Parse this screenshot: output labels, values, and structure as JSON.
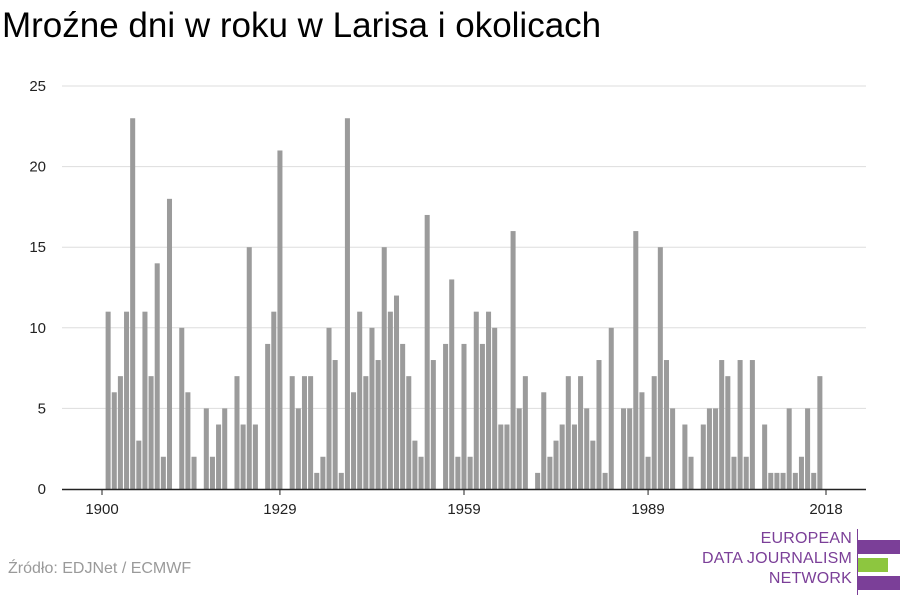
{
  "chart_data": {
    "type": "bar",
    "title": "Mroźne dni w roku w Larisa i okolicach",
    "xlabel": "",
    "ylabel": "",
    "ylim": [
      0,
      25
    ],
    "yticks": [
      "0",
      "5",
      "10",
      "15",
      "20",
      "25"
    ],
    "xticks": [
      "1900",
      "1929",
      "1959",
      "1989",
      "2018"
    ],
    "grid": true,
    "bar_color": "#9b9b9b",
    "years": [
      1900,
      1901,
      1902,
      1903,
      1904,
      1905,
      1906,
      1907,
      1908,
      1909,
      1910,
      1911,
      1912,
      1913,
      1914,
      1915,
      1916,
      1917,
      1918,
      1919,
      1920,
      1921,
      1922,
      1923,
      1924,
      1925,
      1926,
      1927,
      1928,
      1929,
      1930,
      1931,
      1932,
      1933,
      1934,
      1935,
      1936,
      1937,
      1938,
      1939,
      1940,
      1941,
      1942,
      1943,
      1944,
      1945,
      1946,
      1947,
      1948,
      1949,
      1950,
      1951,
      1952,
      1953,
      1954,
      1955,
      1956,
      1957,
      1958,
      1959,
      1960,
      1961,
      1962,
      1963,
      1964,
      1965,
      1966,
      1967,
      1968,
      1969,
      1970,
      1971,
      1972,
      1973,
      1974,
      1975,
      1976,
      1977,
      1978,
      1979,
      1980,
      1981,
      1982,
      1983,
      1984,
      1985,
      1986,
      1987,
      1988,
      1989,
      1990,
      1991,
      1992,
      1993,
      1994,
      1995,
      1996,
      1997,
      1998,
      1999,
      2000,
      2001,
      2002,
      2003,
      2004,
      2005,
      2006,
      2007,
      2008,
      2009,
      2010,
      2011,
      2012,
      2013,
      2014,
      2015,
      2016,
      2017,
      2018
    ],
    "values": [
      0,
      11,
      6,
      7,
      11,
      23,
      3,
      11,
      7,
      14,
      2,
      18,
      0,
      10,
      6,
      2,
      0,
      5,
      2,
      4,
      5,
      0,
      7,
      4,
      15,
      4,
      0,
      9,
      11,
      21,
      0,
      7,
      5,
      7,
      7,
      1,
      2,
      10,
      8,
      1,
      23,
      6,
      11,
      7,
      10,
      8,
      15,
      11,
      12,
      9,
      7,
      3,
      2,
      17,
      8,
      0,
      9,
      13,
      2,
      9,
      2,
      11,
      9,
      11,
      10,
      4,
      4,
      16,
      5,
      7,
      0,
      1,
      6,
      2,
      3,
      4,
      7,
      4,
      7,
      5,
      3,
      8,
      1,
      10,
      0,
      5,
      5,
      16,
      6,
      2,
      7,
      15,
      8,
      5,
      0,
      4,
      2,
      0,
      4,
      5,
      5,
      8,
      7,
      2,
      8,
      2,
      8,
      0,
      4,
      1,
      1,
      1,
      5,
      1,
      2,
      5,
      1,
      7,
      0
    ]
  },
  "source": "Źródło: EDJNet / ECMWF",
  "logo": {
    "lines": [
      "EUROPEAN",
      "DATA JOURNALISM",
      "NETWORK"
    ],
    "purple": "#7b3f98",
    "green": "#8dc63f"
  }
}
⁂
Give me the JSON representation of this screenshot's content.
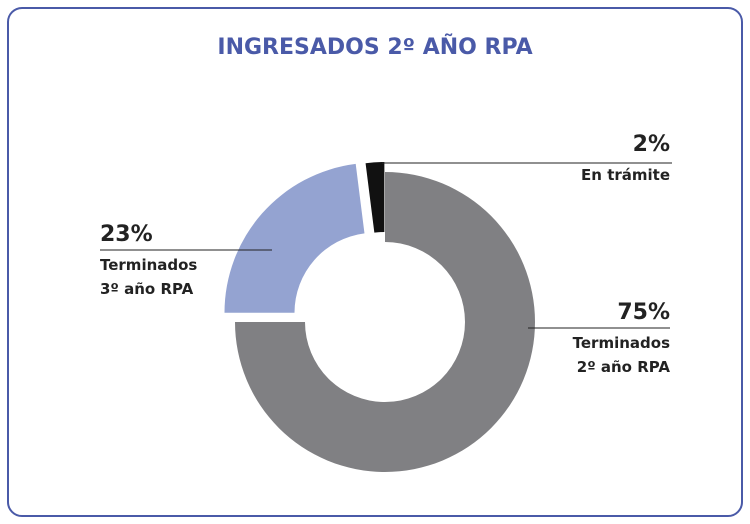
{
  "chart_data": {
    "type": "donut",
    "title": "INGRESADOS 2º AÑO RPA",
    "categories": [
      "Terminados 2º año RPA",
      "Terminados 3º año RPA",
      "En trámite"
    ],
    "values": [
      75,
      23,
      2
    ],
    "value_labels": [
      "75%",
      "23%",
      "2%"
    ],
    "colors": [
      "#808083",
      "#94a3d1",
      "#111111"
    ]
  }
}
⁂
**Task objective:**
Copy all lines in the listing above where the string "JSON" appears.

**Full solution:**
Parse this screenshot: output labels, values, and structure as JSON.
Give me the JSON representation of this screenshot's content.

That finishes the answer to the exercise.